--- Record set ---
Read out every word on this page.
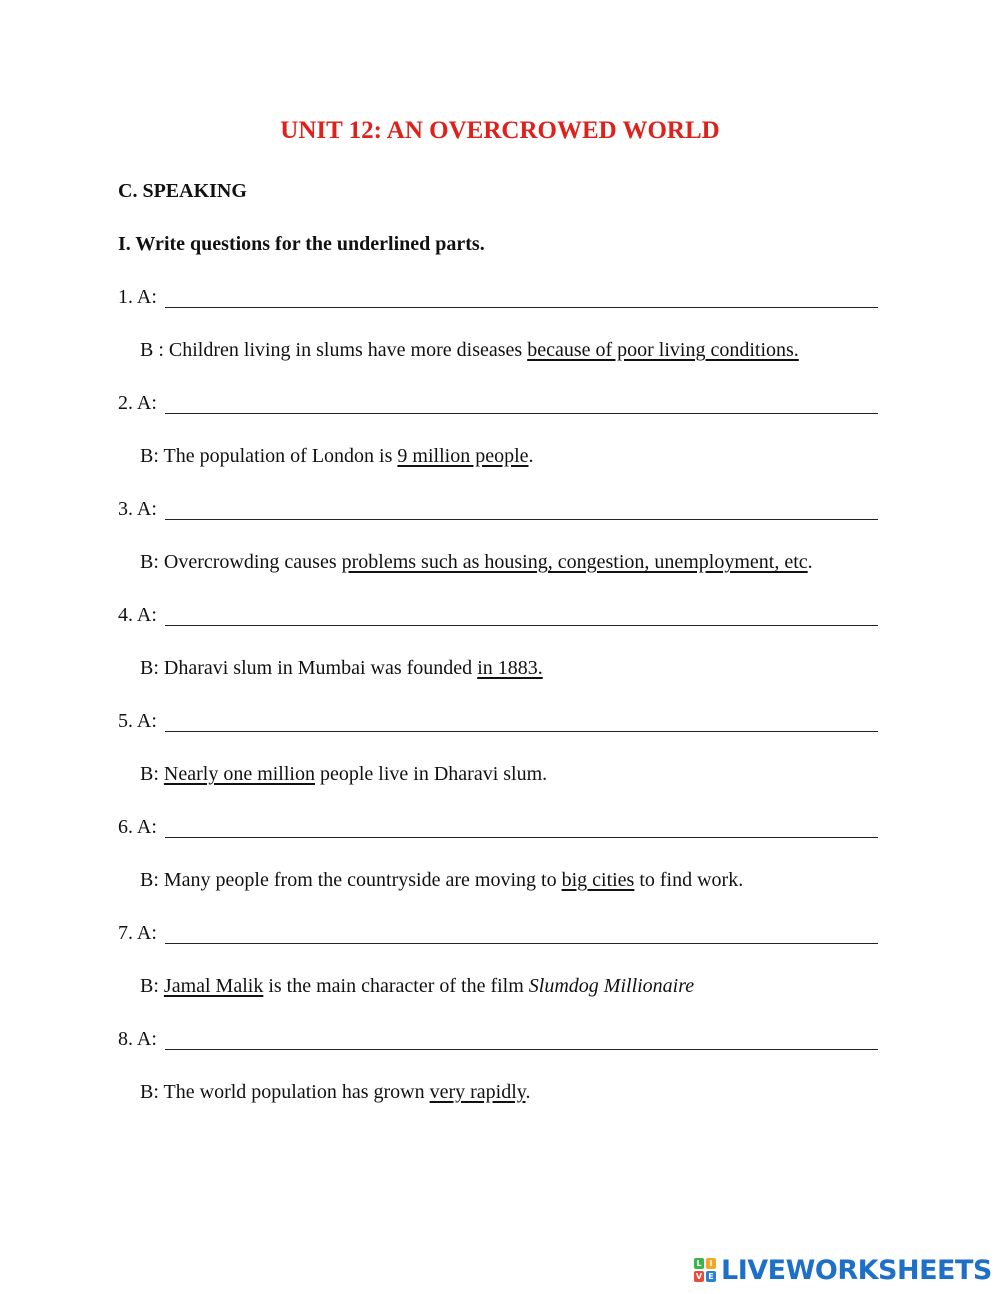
UNIT 12: AN OVERCROWED WORLD
C. SPEAKING
I. Write questions for the underlined parts.
1. A:
B : Children living in slums have more diseases because of poor living conditions.
2. A:
B: The population of London is 9 million people.
3. A:
B: Overcrowding causes problems such as housing, congestion, unemployment, etc.
4. A:
B: Dharavi slum in Mumbai was founded in 1883.
5. A:
B: Nearly one million people live in Dharavi slum.
6. A:
B: Many people from the countryside are moving to big cities to find work.
7. A:
B: Jamal Malik is the main character of the film Slumdog Millionaire
8. A:
B: The world population has grown very rapidly.
L I
V E LIVEWORKSHEETS
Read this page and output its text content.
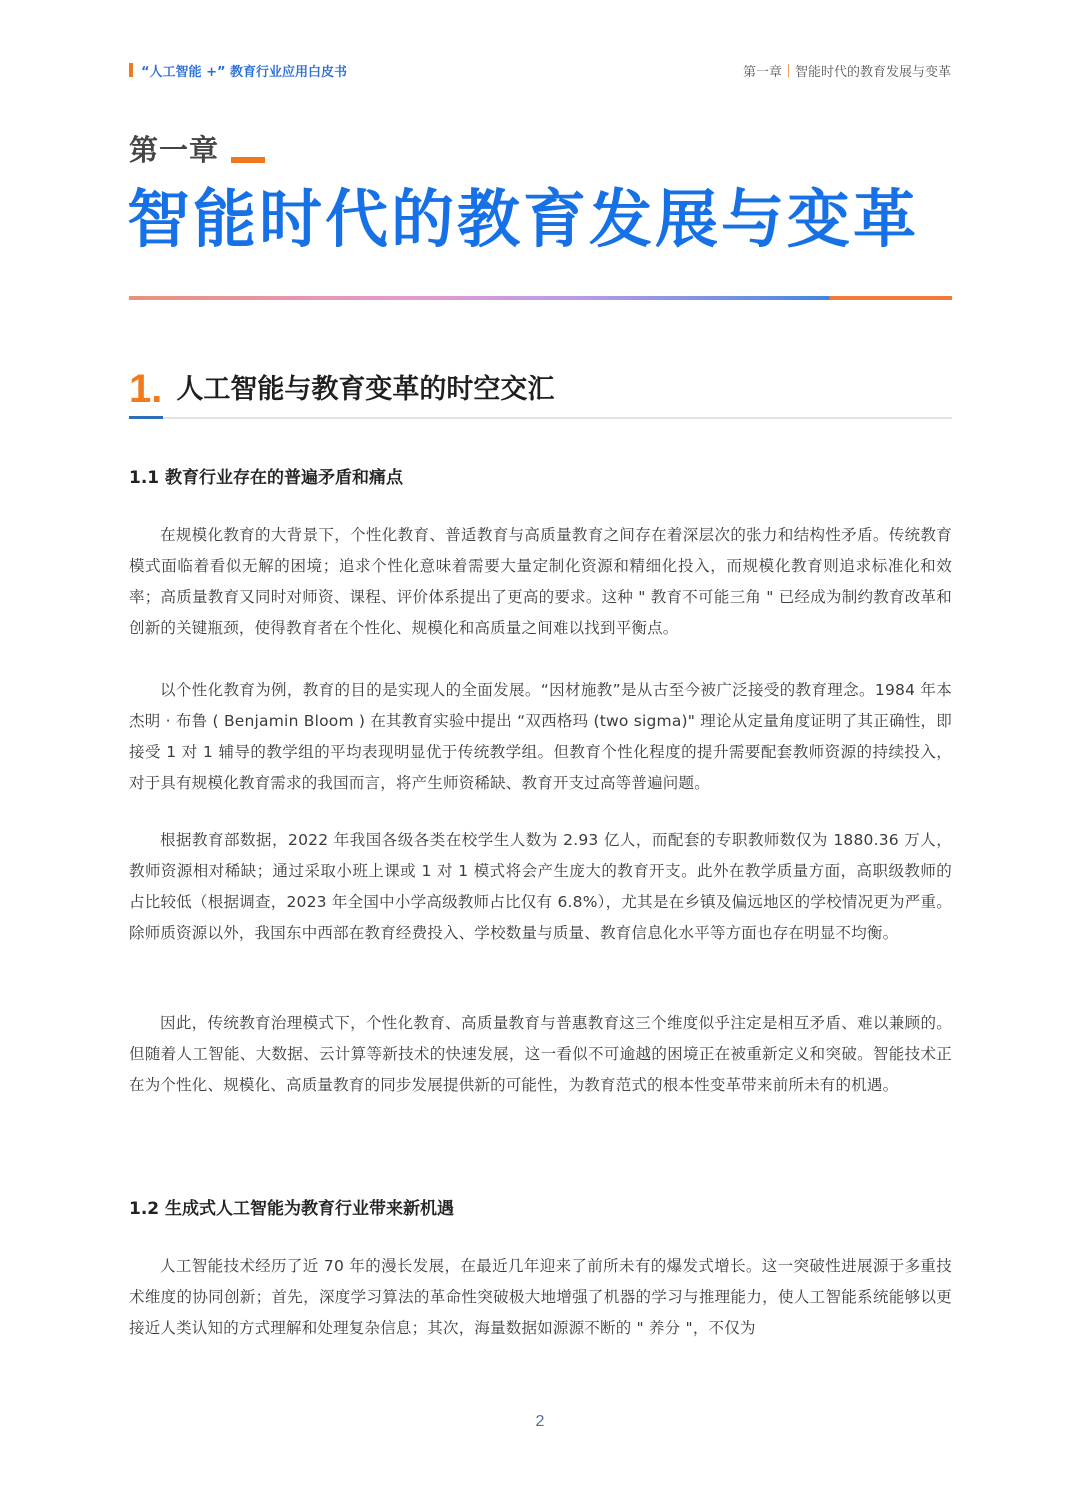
“人工智能 +” 教育行业应用白皮书	第一章 智能时代的教育发展与变革
第一章
智能时代的教育发展与变革
1. 人工智能与教育变革的时空交汇
1.1 教育行业存在的普遍矛盾和痛点

在规模化教育的大背景下，个性化教育、普适教育与高质量教育之间存在着深层次的张力和结构性矛盾。传统教育模式面临着看似无解的困境；追求个性化意味着需要大量定制化资源和精细化投入，而规模化教育则追求标准化和效率；高质量教育又同时对师资、课程、评价体系提出了更高的要求。这种 " 教育不可能三角 " 已经成为制约教育改革和创新的关键瓶颈，使得教育者在个性化、规模化和高质量之间难以找到平衡点。

以个性化教育为例，教育的目的是实现人的全面发展。“因材施教”是从古至今被广泛接受的教育理念。1984 年本杰明 · 布鲁 ( Benjamin Bloom ) 在其教育实验中提出 “双西格玛 (two sigma)" 理论从定量角度证明了其正确性，即接受 1 对 1 辅导的教学组的平均表现明显优于传统教学组。但教育个性化程度的提升需要配套教师资源的持续投入，对于具有规模化教育需求的我国而言，将产生师资稀缺、教育开支过高等普遍问题。

根据教育部数据，2022 年我国各级各类在校学生人数为 2.93 亿人，而配套的专职教师数仅为 1880.36 万人，教师资源相对稀缺；通过采取小班上课或 1 对 1 模式将会产生庞大的教育开支。此外在教学质量方面，高职级教师的占比较低（根据调查，2023 年全国中小学高级教师占比仅有 6.8%），尤其是在乡镇及偏远地区的学校情况更为严重。除师质资源以外，我国东中西部在教育经费投入、学校数量与质量、教育信息化水平等方面也存在明显不均衡。

因此，传统教育治理模式下，个性化教育、高质量教育与普惠教育这三个维度似乎注定是相互矛盾、难以兼顾的。但随着人工智能、大数据、云计算等新技术的快速发展，这一看似不可逾越的困境正在被重新定义和突破。智能技术正在为个性化、规模化、高质量教育的同步发展提供新的可能性，为教育范式的根本性变革带来前所未有的机遇。

1.2 生成式人工智能为教育行业带来新机遇

人工智能技术经历了近 70 年的漫长发展，在最近几年迎来了前所未有的爆发式增长。这一突破性进展源于多重技术维度的协同创新；首先，深度学习算法的革命性突破极大地增强了机器的学习与推理能力，使人工智能系统能够以更接近人类认知的方式理解和处理复杂信息；其次，海量数据如源源不断的 " 养分 "，不仅为

2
---
▶ _Work to do_: Output the span from the line with "Read this page and output its text content." through the last line of the data, inclusive and exact, and omit every picture.

▶ _Exercise output_:
Read this page and output its text content.
“人工智能 +” 教育行业应用白皮书	第一章 智能时代的教育发展与变革
第一章
智能时代的教育发展与变革
1. 人工智能与教育变革的时空交汇
1.1 教育行业存在的普遍矛盾和痛点

在规模化教育的大背景下，个性化教育、普适教育与高质量教育之间存在着深层次的张力和结构性矛盾。传统教育模式面临着看似无解的困境；追求个性化意味着需要大量定制化资源和精细化投入，而规模化教育则追求标准化和效率；高质量教育又同时对师资、课程、评价体系提出了更高的要求。这种 " 教育不可能三角 " 已经成为制约教育改革和创新的关键瓶颈，使得教育者在个性化、规模化和高质量之间难以找到平衡点。

以个性化教育为例，教育的目的是实现人的全面发展。“因材施教”是从古至今被广泛接受的教育理念。1984 年本杰明 · 布鲁 ( Benjamin Bloom ) 在其教育实验中提出 “双西格玛 (two sigma)" 理论从定量角度证明了其正确性，即接受 1 对 1 辅导的教学组的平均表现明显优于传统教学组。但教育个性化程度的提升需要配套教师资源的持续投入，对于具有规模化教育需求的我国而言，将产生师资稀缺、教育开支过高等普遍问题。

根据教育部数据，2022 年我国各级各类在校学生人数为 2.93 亿人，而配套的专职教师数仅为 1880.36 万人，教师资源相对稀缺；通过采取小班上课或 1 对 1 模式将会产生庞大的教育开支。此外在教学质量方面，高职级教师的占比较低（根据调查，2023 年全国中小学高级教师占比仅有 6.8%），尤其是在乡镇及偏远地区的学校情况更为严重。除师质资源以外，我国东中西部在教育经费投入、学校数量与质量、教育信息化水平等方面也存在明显不均衡。

因此，传统教育治理模式下，个性化教育、高质量教育与普惠教育这三个维度似乎注定是相互矛盾、难以兼顾的。但随着人工智能、大数据、云计算等新技术的快速发展，这一看似不可逾越的困境正在被重新定义和突破。智能技术正在为个性化、规模化、高质量教育的同步发展提供新的可能性，为教育范式的根本性变革带来前所未有的机遇。

1.2 生成式人工智能为教育行业带来新机遇

人工智能技术经历了近 70 年的漫长发展，在最近几年迎来了前所未有的爆发式增长。这一突破性进展源于多重技术维度的协同创新；首先，深度学习算法的革命性突破极大地增强了机器的学习与推理能力，使人工智能系统能够以更接近人类认知的方式理解和处理复杂信息；其次，海量数据如源源不断的 " 养分 "，不仅为

2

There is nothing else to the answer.